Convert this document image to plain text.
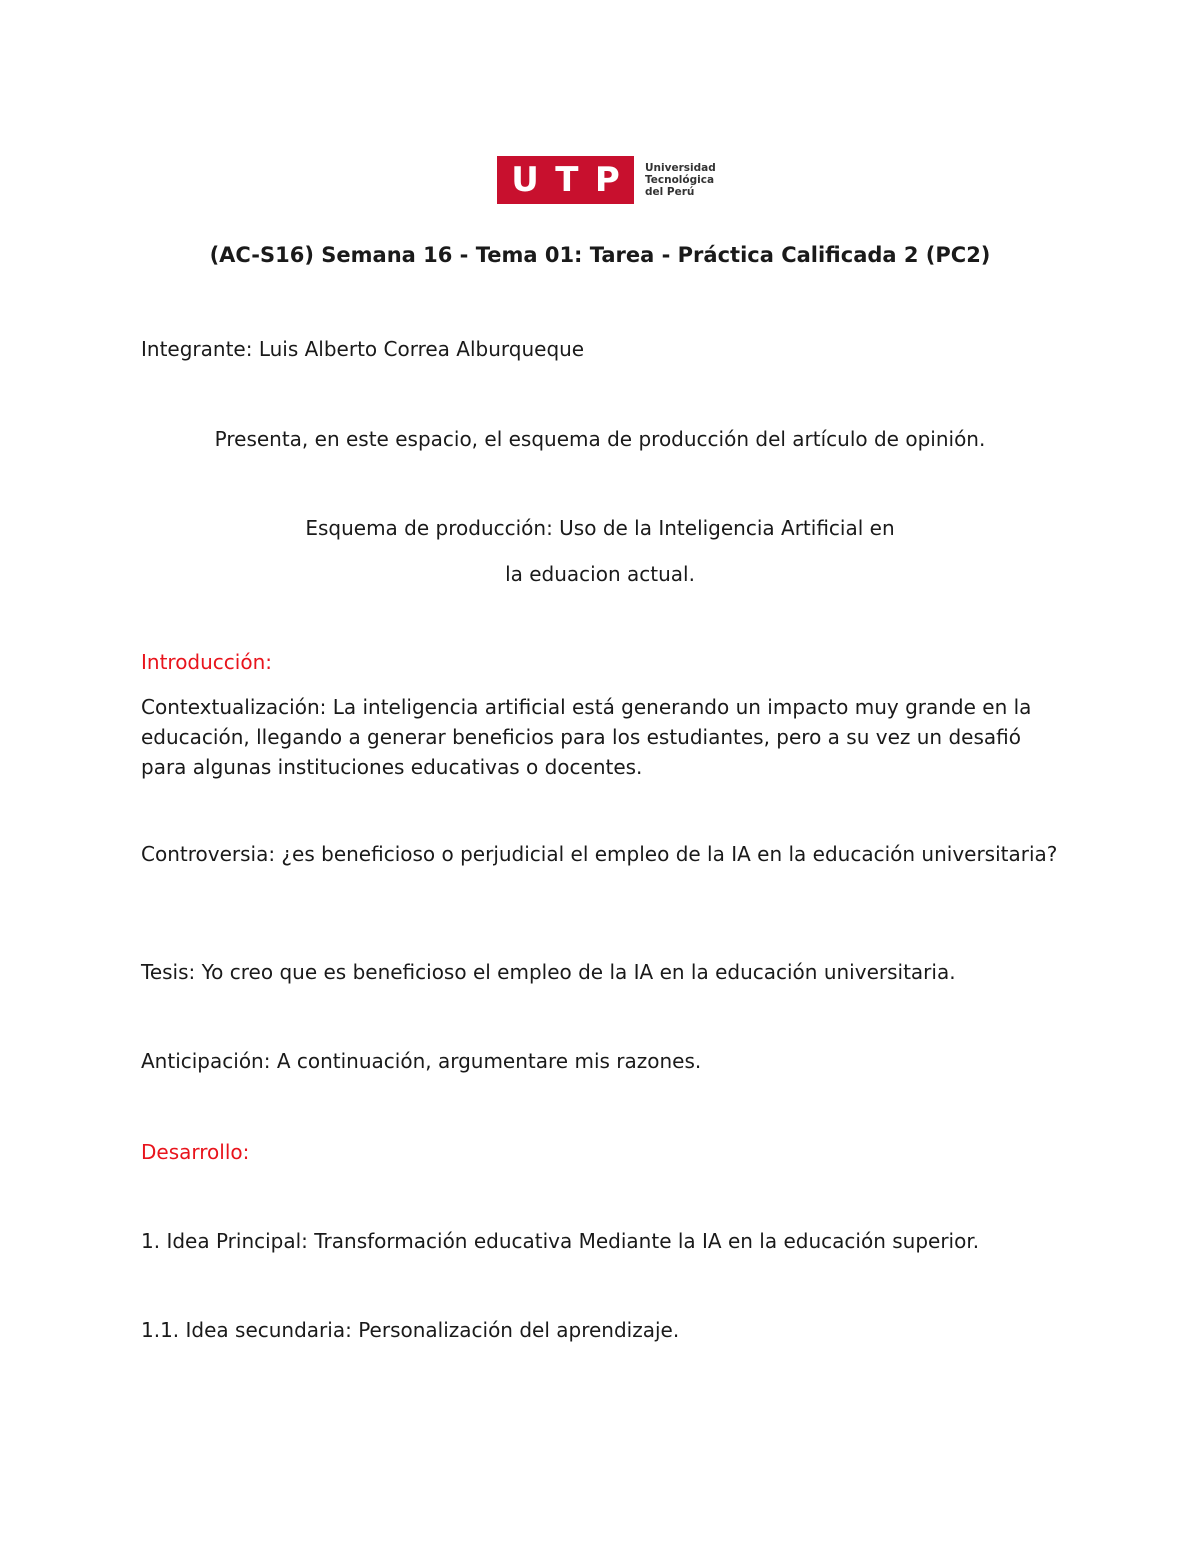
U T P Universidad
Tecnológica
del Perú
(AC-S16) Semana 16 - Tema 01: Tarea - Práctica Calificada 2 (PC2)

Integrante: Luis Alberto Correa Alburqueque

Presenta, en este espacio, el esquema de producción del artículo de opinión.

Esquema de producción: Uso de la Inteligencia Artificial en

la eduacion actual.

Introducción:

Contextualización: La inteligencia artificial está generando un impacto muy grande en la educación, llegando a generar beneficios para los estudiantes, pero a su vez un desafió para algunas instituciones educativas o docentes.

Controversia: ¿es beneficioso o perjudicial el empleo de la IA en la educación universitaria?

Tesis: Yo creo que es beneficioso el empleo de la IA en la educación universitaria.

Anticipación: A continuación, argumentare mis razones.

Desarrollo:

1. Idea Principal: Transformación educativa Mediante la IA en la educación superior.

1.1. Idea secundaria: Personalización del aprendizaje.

# # # # #

» **Task description**: All of the material above should be reproduced exactly, except the pictures.

» **Exercise result**:
Convert this document image to plain text.
U T P Universidad
Tecnológica
del Perú
(AC-S16) Semana 16 - Tema 01: Tarea - Práctica Calificada 2 (PC2)

Integrante: Luis Alberto Correa Alburqueque

Presenta, en este espacio, el esquema de producción del artículo de opinión.

Esquema de producción: Uso de la Inteligencia Artificial en

la eduacion actual.

Introducción:

Contextualización: La inteligencia artificial está generando un impacto muy grande en la educación, llegando a generar beneficios para los estudiantes, pero a su vez un desafió para algunas instituciones educativas o docentes.

Controversia: ¿es beneficioso o perjudicial el empleo de la IA en la educación universitaria?

Tesis: Yo creo que es beneficioso el empleo de la IA en la educación universitaria.

Anticipación: A continuación, argumentare mis razones.

Desarrollo:

1. Idea Principal: Transformación educativa Mediante la IA en la educación superior.

1.1. Idea secundaria: Personalización del aprendizaje.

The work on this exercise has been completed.